[Listings of elements and regions]
(begin)

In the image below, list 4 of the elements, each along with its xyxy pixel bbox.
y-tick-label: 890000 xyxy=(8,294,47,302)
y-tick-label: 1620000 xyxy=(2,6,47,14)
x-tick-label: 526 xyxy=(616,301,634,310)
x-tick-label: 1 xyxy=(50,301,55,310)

(end)

- [Problem statement]:
Format the lines above as a JSON list of strings, one string per line, and leave out any blank lines.

- [Task solution]:
[
  "In the image below, list 4 of the elements, each along with its xyxy pixel bbox.",
  "y-tick-label: 890000 xyxy=(8,294,47,302)",
  "y-tick-label: 1620000 xyxy=(2,6,47,14)",
  "x-tick-label: 526 xyxy=(616,301,634,310)",
  "x-tick-label: 1 xyxy=(50,301,55,310)"
]